OBJECTIVE
Write out each line beneath this one exactly as it reads.

SUPPLIED MATERIAL
··········
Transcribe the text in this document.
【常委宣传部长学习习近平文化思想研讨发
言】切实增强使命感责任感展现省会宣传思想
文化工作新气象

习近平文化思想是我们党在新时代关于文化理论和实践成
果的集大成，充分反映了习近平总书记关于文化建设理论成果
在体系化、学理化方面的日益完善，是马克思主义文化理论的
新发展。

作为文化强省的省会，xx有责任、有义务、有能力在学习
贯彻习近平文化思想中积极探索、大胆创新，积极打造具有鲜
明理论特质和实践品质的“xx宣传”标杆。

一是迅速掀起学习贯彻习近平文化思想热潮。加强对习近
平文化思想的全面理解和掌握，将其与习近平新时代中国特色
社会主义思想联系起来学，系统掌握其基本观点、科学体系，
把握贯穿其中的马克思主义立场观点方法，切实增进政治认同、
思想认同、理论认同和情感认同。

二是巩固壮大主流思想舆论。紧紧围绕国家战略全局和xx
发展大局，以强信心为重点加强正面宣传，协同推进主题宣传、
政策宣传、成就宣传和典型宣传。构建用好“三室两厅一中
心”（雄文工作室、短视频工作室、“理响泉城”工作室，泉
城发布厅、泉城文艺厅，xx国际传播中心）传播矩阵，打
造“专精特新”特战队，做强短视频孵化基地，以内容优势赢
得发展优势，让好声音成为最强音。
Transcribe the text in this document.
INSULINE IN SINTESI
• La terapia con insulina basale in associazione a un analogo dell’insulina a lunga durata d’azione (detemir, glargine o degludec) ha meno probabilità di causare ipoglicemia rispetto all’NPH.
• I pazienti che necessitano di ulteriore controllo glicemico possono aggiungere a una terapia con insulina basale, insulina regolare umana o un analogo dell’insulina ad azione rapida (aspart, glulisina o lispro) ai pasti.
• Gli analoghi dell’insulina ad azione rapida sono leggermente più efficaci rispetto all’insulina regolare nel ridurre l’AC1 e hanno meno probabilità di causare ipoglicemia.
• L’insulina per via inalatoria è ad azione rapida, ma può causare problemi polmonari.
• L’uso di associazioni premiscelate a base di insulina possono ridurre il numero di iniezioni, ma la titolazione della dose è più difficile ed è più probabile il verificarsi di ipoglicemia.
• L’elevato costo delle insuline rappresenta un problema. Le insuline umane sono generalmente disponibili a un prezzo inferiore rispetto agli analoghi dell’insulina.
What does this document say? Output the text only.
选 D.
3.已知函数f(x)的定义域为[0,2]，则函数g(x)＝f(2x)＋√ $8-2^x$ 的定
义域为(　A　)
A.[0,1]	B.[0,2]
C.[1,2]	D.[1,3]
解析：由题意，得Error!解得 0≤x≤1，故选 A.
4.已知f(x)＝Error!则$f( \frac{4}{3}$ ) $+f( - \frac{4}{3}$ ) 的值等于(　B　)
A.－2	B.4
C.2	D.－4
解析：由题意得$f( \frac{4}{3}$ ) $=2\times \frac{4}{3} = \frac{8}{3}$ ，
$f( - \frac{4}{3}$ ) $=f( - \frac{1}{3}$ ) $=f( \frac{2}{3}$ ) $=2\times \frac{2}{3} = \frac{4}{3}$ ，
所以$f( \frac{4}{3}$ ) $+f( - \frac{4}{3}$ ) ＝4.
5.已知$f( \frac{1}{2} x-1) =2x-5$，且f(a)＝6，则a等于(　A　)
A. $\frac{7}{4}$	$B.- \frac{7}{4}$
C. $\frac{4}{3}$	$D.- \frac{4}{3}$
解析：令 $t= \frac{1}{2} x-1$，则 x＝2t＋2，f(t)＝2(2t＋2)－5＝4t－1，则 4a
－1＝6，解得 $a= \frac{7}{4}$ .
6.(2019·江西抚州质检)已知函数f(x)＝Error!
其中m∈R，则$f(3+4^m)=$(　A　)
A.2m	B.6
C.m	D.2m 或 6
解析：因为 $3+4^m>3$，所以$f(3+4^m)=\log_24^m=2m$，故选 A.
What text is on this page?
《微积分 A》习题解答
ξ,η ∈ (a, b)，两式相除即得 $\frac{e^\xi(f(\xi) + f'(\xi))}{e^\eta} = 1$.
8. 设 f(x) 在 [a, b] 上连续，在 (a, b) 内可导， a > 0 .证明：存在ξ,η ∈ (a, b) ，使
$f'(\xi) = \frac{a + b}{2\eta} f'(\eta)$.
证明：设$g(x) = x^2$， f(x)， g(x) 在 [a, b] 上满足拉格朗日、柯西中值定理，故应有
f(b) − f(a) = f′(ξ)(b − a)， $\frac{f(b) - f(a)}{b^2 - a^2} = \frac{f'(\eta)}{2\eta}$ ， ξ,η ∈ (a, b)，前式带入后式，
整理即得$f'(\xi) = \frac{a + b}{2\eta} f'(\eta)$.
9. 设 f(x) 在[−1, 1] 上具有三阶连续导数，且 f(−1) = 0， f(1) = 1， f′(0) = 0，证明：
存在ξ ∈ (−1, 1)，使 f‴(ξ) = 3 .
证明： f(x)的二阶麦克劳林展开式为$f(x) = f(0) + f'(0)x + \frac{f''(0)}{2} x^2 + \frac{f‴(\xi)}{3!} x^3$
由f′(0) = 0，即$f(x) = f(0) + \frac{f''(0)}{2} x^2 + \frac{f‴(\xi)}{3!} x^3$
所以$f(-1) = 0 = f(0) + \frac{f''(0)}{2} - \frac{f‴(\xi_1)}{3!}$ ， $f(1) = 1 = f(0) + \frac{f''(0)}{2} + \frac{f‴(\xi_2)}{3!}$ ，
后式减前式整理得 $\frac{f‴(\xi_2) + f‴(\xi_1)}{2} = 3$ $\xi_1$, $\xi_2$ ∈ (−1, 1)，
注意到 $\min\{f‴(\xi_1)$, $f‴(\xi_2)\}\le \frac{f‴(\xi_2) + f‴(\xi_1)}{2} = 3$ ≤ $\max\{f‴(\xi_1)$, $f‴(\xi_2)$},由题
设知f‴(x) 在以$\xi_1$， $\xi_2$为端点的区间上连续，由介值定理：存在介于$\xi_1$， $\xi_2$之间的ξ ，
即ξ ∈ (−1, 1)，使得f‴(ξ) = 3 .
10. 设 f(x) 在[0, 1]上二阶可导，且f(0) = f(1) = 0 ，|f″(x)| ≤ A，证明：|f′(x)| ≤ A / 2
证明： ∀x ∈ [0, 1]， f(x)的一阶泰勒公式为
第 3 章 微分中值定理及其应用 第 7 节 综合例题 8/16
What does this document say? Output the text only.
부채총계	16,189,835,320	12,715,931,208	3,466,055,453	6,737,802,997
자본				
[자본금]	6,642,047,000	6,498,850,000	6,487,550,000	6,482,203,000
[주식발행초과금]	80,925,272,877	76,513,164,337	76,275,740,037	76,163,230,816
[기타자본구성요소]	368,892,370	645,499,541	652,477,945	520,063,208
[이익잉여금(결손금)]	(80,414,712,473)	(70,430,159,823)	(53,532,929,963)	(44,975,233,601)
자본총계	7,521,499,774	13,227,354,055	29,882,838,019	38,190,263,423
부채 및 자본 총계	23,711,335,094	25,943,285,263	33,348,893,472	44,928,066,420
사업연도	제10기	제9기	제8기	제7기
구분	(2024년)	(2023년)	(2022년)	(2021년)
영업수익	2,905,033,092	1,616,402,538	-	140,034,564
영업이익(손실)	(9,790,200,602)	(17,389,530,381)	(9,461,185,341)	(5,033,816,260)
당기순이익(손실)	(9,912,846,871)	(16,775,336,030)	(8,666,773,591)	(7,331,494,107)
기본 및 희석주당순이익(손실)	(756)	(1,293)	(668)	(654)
··········
COMPLETE OUTPUT
Transcribe the text in this document.
【常委宣传部长学习习近平文化思想研讨发
言】切实增强使命感责任感展现省会宣传思想
文化工作新气象

习近平文化思想是我们党在新时代关于文化理论和实践成
果的集大成，充分反映了习近平总书记关于文化建设理论成果
在体系化、学理化方面的日益完善，是马克思主义文化理论的
新发展。

作为文化强省的省会，xx有责任、有义务、有能力在学习
贯彻习近平文化思想中积极探索、大胆创新，积极打造具有鲜
明理论特质和实践品质的“xx宣传”标杆。

一是迅速掀起学习贯彻习近平文化思想热潮。加强对习近
平文化思想的全面理解和掌握，将其与习近平新时代中国特色
社会主义思想联系起来学，系统掌握其基本观点、科学体系，
把握贯穿其中的马克思主义立场观点方法，切实增进政治认同、
思想认同、理论认同和情感认同。

二是巩固壮大主流思想舆论。紧紧围绕国家战略全局和xx
发展大局，以强信心为重点加强正面宣传，协同推进主题宣传、
政策宣传、成就宣传和典型宣传。构建用好“三室两厅一中
心”（雄文工作室、短视频工作室、“理响泉城”工作室，泉
城发布厅、泉城文艺厅，xx国际传播中心）传播矩阵，打
造“专精特新”特战队，做强短视频孵化基地，以内容优势赢
得发展优势，让好声音成为最强音。
Transcribe the text in this document.
INSULINE IN SINTESI
• La terapia con insulina basale in associazione a un analogo dell’insulina a lunga durata d’azione (detemir, glargine o degludec) ha meno probabilità di causare ipoglicemia rispetto all’NPH.
• I pazienti che necessitano di ulteriore controllo glicemico possono aggiungere a una terapia con insulina basale, insulina regolare umana o un analogo dell’insulina ad azione rapida (aspart, glulisina o lispro) ai pasti.
• Gli analoghi dell’insulina ad azione rapida sono leggermente più efficaci rispetto all’insulina regolare nel ridurre l’AC1 e hanno meno probabilità di causare ipoglicemia.
• L’insulina per via inalatoria è ad azione rapida, ma può causare problemi polmonari.
• L’uso di associazioni premiscelate a base di insulina possono ridurre il numero di iniezioni, ma la titolazione della dose è più difficile ed è più probabile il verificarsi di ipoglicemia.
• L’elevato costo delle insuline rappresenta un problema. Le insuline umane sono generalmente disponibili a un prezzo inferiore rispetto agli analoghi dell’insulina.
What does this document say? Output the text only.
选 D.
3.已知函数f(x)的定义域为[0,2]，则函数g(x)＝f(2x)＋√ $8-2^x$ 的定
义域为(　A　)
A.[0,1]	B.[0,2]
C.[1,2]	D.[1,3]
解析：由题意，得Error!解得 0≤x≤1，故选 A.
4.已知f(x)＝Error!则$f( \frac{4}{3}$ ) $+f( - \frac{4}{3}$ ) 的值等于(　B　)
A.－2	B.4
C.2	D.－4
解析：由题意得$f( \frac{4}{3}$ ) $=2\times \frac{4}{3} = \frac{8}{3}$ ，
$f( - \frac{4}{3}$ ) $=f( - \frac{1}{3}$ ) $=f( \frac{2}{3}$ ) $=2\times \frac{2}{3} = \frac{4}{3}$ ，
所以$f( \frac{4}{3}$ ) $+f( - \frac{4}{3}$ ) ＝4.
5.已知$f( \frac{1}{2} x-1) =2x-5$，且f(a)＝6，则a等于(　A　)
A. $\frac{7}{4}$	$B.- \frac{7}{4}$
C. $\frac{4}{3}$	$D.- \frac{4}{3}$
解析：令 $t= \frac{1}{2} x-1$，则 x＝2t＋2，f(t)＝2(2t＋2)－5＝4t－1，则 4a
－1＝6，解得 $a= \frac{7}{4}$ .
6.(2019·江西抚州质检)已知函数f(x)＝Error!
其中m∈R，则$f(3+4^m)=$(　A　)
A.2m	B.6
C.m	D.2m 或 6
解析：因为 $3+4^m>3$，所以$f(3+4^m)=\log_24^m=2m$，故选 A.
What text is on this page?
《微积分 A》习题解答
ξ,η ∈ (a, b)，两式相除即得 $\frac{e^\xi(f(\xi) + f'(\xi))}{e^\eta} = 1$.
8. 设 f(x) 在 [a, b] 上连续，在 (a, b) 内可导， a > 0 .证明：存在ξ,η ∈ (a, b) ，使
$f'(\xi) = \frac{a + b}{2\eta} f'(\eta)$.
证明：设$g(x) = x^2$， f(x)， g(x) 在 [a, b] 上满足拉格朗日、柯西中值定理，故应有
f(b) − f(a) = f′(ξ)(b − a)， $\frac{f(b) - f(a)}{b^2 - a^2} = \frac{f'(\eta)}{2\eta}$ ， ξ,η ∈ (a, b)，前式带入后式，
整理即得$f'(\xi) = \frac{a + b}{2\eta} f'(\eta)$.
9. 设 f(x) 在[−1, 1] 上具有三阶连续导数，且 f(−1) = 0， f(1) = 1， f′(0) = 0，证明：
存在ξ ∈ (−1, 1)，使 f‴(ξ) = 3 .
证明： f(x)的二阶麦克劳林展开式为$f(x) = f(0) + f'(0)x + \frac{f''(0)}{2} x^2 + \frac{f‴(\xi)}{3!} x^3$
由f′(0) = 0，即$f(x) = f(0) + \frac{f''(0)}{2} x^2 + \frac{f‴(\xi)}{3!} x^3$
所以$f(-1) = 0 = f(0) + \frac{f''(0)}{2} - \frac{f‴(\xi_1)}{3!}$ ， $f(1) = 1 = f(0) + \frac{f''(0)}{2} + \frac{f‴(\xi_2)}{3!}$ ，
后式减前式整理得 $\frac{f‴(\xi_2) + f‴(\xi_1)}{2} = 3$ $\xi_1$, $\xi_2$ ∈ (−1, 1)，
注意到 $\min\{f‴(\xi_1)$, $f‴(\xi_2)\}\le \frac{f‴(\xi_2) + f‴(\xi_1)}{2} = 3$ ≤ $\max\{f‴(\xi_1)$, $f‴(\xi_2)$},由题
设知f‴(x) 在以$\xi_1$， $\xi_2$为端点的区间上连续，由介值定理：存在介于$\xi_1$， $\xi_2$之间的ξ ，
即ξ ∈ (−1, 1)，使得f‴(ξ) = 3 .
10. 设 f(x) 在[0, 1]上二阶可导，且f(0) = f(1) = 0 ，|f″(x)| ≤ A，证明：|f′(x)| ≤ A / 2
证明： ∀x ∈ [0, 1]， f(x)的一阶泰勒公式为
第 3 章 微分中值定理及其应用 第 7 节 综合例题 8/16
What does this document say? Output the text only.
부채총계	16,189,835,320	12,715,931,208	3,466,055,453	6,737,802,997
자본				
[자본금]	6,642,047,000	6,498,850,000	6,487,550,000	6,482,203,000
[주식발행초과금]	80,925,272,877	76,513,164,337	76,275,740,037	76,163,230,816
[기타자본구성요소]	368,892,370	645,499,541	652,477,945	520,063,208
[이익잉여금(결손금)]	(80,414,712,473)	(70,430,159,823)	(53,532,929,963)	(44,975,233,601)
자본총계	7,521,499,774	13,227,354,055	29,882,838,019	38,190,263,423
부채 및 자본 총계	23,711,335,094	25,943,285,263	33,348,893,472	44,928,066,420
사업연도	제10기	제9기	제8기	제7기
구분	(2024년)	(2023년)	(2022년)	(2021년)
영업수익	2,905,033,092	1,616,402,538	-	140,034,564
영업이익(손실)	(9,790,200,602)	(17,389,530,381)	(9,461,185,341)	(5,033,816,260)
당기순이익(손실)	(9,912,846,871)	(16,775,336,030)	(8,666,773,591)	(7,331,494,107)
기본 및 희석주당순이익(손실)	(756)	(1,293)	(668)	(654)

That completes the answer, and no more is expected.